Below are records; count the lines in them that hold "Ancho" and give only the count.

--- BEGIN STORED RECORDS ---

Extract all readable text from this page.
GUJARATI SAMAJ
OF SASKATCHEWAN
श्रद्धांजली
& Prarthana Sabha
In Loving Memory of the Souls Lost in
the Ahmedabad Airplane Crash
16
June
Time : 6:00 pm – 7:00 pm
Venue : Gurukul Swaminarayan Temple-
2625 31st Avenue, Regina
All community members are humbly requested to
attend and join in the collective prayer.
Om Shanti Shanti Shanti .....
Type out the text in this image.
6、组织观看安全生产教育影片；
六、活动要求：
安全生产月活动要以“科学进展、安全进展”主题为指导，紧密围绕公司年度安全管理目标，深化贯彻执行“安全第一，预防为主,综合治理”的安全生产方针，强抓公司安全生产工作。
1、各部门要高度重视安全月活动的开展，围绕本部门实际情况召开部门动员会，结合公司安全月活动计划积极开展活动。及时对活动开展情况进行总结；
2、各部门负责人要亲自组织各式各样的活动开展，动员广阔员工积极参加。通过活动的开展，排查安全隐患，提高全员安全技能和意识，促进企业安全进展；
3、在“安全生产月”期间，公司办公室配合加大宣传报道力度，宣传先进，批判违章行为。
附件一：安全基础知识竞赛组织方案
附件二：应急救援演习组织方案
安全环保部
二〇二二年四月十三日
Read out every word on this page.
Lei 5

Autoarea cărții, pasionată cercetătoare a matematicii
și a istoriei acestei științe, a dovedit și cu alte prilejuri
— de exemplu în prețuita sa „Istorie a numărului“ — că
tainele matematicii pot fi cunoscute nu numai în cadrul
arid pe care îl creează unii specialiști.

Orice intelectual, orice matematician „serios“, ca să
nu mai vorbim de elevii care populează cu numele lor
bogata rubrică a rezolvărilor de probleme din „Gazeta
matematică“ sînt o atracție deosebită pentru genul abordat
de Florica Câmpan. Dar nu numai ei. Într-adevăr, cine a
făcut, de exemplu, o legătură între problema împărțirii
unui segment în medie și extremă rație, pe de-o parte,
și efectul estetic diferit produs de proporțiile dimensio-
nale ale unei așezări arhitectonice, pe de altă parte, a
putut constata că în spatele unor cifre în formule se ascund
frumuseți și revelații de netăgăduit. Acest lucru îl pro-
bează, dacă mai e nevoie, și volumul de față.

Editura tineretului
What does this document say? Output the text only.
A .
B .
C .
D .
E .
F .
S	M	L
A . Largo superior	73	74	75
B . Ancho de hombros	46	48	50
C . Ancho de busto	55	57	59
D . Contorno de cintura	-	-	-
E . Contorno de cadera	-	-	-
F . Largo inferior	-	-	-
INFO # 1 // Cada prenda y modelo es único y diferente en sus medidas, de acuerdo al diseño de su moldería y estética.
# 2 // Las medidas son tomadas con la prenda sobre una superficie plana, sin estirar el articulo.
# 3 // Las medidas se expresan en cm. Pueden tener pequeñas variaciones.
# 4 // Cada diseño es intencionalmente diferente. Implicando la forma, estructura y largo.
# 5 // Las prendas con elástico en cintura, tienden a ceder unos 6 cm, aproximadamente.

--- END STORED RECORDS ---

▸ **FULL ANSWER**: 2